***** Dataset records *****

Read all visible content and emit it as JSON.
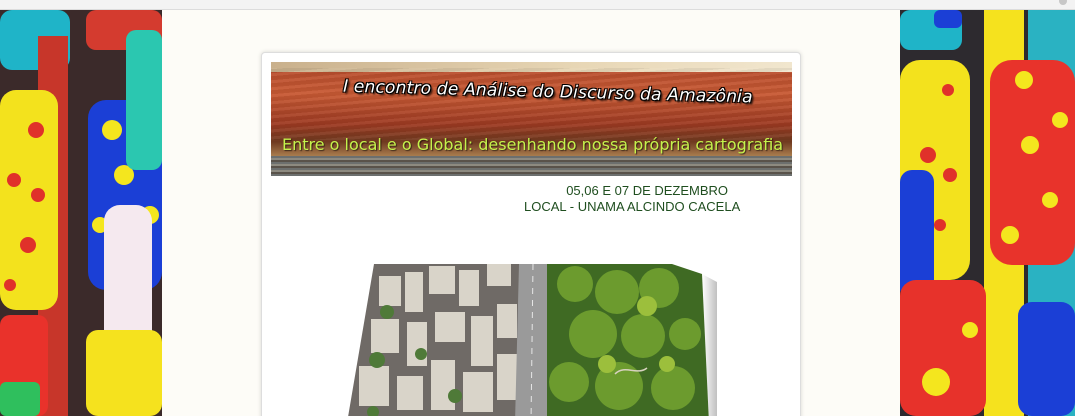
{
  "page": {
    "event_title": "I encontro de Análise do Discurso da Amazônia",
    "event_subtitle": "Entre o local e o Global: desenhando nossa própria cartografia",
    "dates_line": "05,06 E 07 DE DEZEMBRO",
    "location_line": "LOCAL - UNAMA  ALCINDO CACELA"
  },
  "decor": {
    "left_panel_icon": "colorful-toys-image",
    "right_panel_icon": "colorful-toys-image",
    "photo_icon": "city-forest-photo"
  },
  "colors": {
    "background": "#fdfcf7",
    "subtitle": "#c5f24c",
    "info_text": "#1f4e1f",
    "banner_red": "#b44a2c"
  }
}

*****

▶ [Written instruction]: With the pictures left out, transcribe the material exactly.

▶ [Full solution]:
Read all visible content and emit it as JSON.
{
  "page": {
    "event_title": "I encontro de Análise do Discurso da Amazônia",
    "event_subtitle": "Entre o local e o Global: desenhando nossa própria cartografia",
    "dates_line": "05,06 E 07 DE DEZEMBRO",
    "location_line": "LOCAL - UNAMA  ALCINDO CACELA"
  },
  "decor": {
    "left_panel_icon": "colorful-toys-image",
    "right_panel_icon": "colorful-toys-image",
    "photo_icon": "city-forest-photo"
  },
  "colors": {
    "background": "#fdfcf7",
    "subtitle": "#c5f24c",
    "info_text": "#1f4e1f",
    "banner_red": "#b44a2c"
  }
}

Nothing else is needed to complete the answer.